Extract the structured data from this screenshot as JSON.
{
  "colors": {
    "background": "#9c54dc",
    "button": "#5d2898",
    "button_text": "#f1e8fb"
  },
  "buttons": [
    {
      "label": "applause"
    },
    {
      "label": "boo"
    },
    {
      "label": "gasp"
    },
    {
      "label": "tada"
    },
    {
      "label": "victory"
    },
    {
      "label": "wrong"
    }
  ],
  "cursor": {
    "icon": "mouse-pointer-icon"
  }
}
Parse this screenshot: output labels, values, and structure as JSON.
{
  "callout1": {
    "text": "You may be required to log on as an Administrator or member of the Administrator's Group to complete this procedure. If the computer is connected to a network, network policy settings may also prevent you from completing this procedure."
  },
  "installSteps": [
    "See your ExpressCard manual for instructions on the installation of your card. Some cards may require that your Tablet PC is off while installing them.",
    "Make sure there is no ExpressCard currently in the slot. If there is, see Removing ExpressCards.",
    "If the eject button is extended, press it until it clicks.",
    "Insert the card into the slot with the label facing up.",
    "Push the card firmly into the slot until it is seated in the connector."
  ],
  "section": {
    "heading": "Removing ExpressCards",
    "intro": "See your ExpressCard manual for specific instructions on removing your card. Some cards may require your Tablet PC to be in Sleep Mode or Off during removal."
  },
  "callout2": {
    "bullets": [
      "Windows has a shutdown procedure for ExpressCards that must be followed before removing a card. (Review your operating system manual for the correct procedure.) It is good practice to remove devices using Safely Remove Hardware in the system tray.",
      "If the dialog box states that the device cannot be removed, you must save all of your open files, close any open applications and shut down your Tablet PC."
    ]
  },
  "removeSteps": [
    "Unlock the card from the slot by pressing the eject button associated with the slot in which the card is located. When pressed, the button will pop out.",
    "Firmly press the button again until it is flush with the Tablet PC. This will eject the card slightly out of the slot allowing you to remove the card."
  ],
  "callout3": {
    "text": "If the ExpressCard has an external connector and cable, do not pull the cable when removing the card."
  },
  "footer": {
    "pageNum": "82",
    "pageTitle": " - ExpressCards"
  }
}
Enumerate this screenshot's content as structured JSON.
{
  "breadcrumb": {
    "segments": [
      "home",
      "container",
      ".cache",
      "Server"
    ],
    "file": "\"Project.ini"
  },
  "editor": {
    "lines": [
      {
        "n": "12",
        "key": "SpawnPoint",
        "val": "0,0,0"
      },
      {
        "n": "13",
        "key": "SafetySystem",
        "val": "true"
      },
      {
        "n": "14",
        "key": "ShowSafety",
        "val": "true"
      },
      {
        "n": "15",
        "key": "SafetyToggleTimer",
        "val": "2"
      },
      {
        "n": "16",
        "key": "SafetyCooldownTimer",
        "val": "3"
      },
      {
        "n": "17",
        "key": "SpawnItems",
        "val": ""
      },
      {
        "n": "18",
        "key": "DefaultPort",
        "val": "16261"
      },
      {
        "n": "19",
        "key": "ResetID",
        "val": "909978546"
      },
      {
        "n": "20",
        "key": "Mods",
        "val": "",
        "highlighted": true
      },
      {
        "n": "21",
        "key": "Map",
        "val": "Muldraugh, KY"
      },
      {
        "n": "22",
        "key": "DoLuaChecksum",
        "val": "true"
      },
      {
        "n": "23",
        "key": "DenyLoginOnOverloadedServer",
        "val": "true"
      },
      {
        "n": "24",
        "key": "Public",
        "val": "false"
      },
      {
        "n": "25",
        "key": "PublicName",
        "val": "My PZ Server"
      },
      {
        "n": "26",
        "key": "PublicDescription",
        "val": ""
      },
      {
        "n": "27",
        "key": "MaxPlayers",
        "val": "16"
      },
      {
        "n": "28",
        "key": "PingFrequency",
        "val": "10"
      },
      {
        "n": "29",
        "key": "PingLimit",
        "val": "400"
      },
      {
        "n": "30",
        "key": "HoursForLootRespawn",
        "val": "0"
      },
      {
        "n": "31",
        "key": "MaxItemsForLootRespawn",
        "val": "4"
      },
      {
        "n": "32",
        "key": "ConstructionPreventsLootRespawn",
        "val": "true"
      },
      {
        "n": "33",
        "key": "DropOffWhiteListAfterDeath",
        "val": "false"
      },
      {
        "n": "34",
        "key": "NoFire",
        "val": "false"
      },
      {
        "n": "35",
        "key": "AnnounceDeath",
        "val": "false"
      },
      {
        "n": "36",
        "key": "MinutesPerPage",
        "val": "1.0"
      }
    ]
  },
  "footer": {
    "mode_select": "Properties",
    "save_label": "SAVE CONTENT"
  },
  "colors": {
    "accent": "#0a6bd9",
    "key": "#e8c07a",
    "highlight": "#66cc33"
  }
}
· · · ·
Your goal:
Set out the complete listing exactly as shown.

Written solution:
Extract the structured data from this screenshot as JSON.
{
  "colors": {
    "background": "#9c54dc",
    "button": "#5d2898",
    "button_text": "#f1e8fb"
  },
  "buttons": [
    {
      "label": "applause"
    },
    {
      "label": "boo"
    },
    {
      "label": "gasp"
    },
    {
      "label": "tada"
    },
    {
      "label": "victory"
    },
    {
      "label": "wrong"
    }
  ],
  "cursor": {
    "icon": "mouse-pointer-icon"
  }
}
Parse this screenshot: output labels, values, and structure as JSON.
{
  "callout1": {
    "text": "You may be required to log on as an Administrator or member of the Administrator's Group to complete this procedure. If the computer is connected to a network, network policy settings may also prevent you from completing this procedure."
  },
  "installSteps": [
    "See your ExpressCard manual for instructions on the installation of your card. Some cards may require that your Tablet PC is off while installing them.",
    "Make sure there is no ExpressCard currently in the slot. If there is, see Removing ExpressCards.",
    "If the eject button is extended, press it until it clicks.",
    "Insert the card into the slot with the label facing up.",
    "Push the card firmly into the slot until it is seated in the connector."
  ],
  "section": {
    "heading": "Removing ExpressCards",
    "intro": "See your ExpressCard manual for specific instructions on removing your card. Some cards may require your Tablet PC to be in Sleep Mode or Off during removal."
  },
  "callout2": {
    "bullets": [
      "Windows has a shutdown procedure for ExpressCards that must be followed before removing a card. (Review your operating system manual for the correct procedure.) It is good practice to remove devices using Safely Remove Hardware in the system tray.",
      "If the dialog box states that the device cannot be removed, you must save all of your open files, close any open applications and shut down your Tablet PC."
    ]
  },
  "removeSteps": [
    "Unlock the card from the slot by pressing the eject button associated with the slot in which the card is located. When pressed, the button will pop out.",
    "Firmly press the button again until it is flush with the Tablet PC. This will eject the card slightly out of the slot allowing you to remove the card."
  ],
  "callout3": {
    "text": "If the ExpressCard has an external connector and cable, do not pull the cable when removing the card."
  },
  "footer": {
    "pageNum": "82",
    "pageTitle": " - ExpressCards"
  }
}
Enumerate this screenshot's content as structured JSON.
{
  "breadcrumb": {
    "segments": [
      "home",
      "container",
      ".cache",
      "Server"
    ],
    "file": "\"Project.ini"
  },
  "editor": {
    "lines": [
      {
        "n": "12",
        "key": "SpawnPoint",
        "val": "0,0,0"
      },
      {
        "n": "13",
        "key": "SafetySystem",
        "val": "true"
      },
      {
        "n": "14",
        "key": "ShowSafety",
        "val": "true"
      },
      {
        "n": "15",
        "key": "SafetyToggleTimer",
        "val": "2"
      },
      {
        "n": "16",
        "key": "SafetyCooldownTimer",
        "val": "3"
      },
      {
        "n": "17",
        "key": "SpawnItems",
        "val": ""
      },
      {
        "n": "18",
        "key": "DefaultPort",
        "val": "16261"
      },
      {
        "n": "19",
        "key": "ResetID",
        "val": "909978546"
      },
      {
        "n": "20",
        "key": "Mods",
        "val": "",
        "highlighted": true
      },
      {
        "n": "21",
        "key": "Map",
        "val": "Muldraugh, KY"
      },
      {
        "n": "22",
        "key": "DoLuaChecksum",
        "val": "true"
      },
      {
        "n": "23",
        "key": "DenyLoginOnOverloadedServer",
        "val": "true"
      },
      {
        "n": "24",
        "key": "Public",
        "val": "false"
      },
      {
        "n": "25",
        "key": "PublicName",
        "val": "My PZ Server"
      },
      {
        "n": "26",
        "key": "PublicDescription",
        "val": ""
      },
      {
        "n": "27",
        "key": "MaxPlayers",
        "val": "16"
      },
      {
        "n": "28",
        "key": "PingFrequency",
        "val": "10"
      },
      {
        "n": "29",
        "key": "PingLimit",
        "val": "400"
      },
      {
        "n": "30",
        "key": "HoursForLootRespawn",
        "val": "0"
      },
      {
        "n": "31",
        "key": "MaxItemsForLootRespawn",
        "val": "4"
      },
      {
        "n": "32",
        "key": "ConstructionPreventsLootRespawn",
        "val": "true"
      },
      {
        "n": "33",
        "key": "DropOffWhiteListAfterDeath",
        "val": "false"
      },
      {
        "n": "34",
        "key": "NoFire",
        "val": "false"
      },
      {
        "n": "35",
        "key": "AnnounceDeath",
        "val": "false"
      },
      {
        "n": "36",
        "key": "MinutesPerPage",
        "val": "1.0"
      }
    ]
  },
  "footer": {
    "mode_select": "Properties",
    "save_label": "SAVE CONTENT"
  },
  "colors": {
    "accent": "#0a6bd9",
    "key": "#e8c07a",
    "highlight": "#66cc33"
  }
}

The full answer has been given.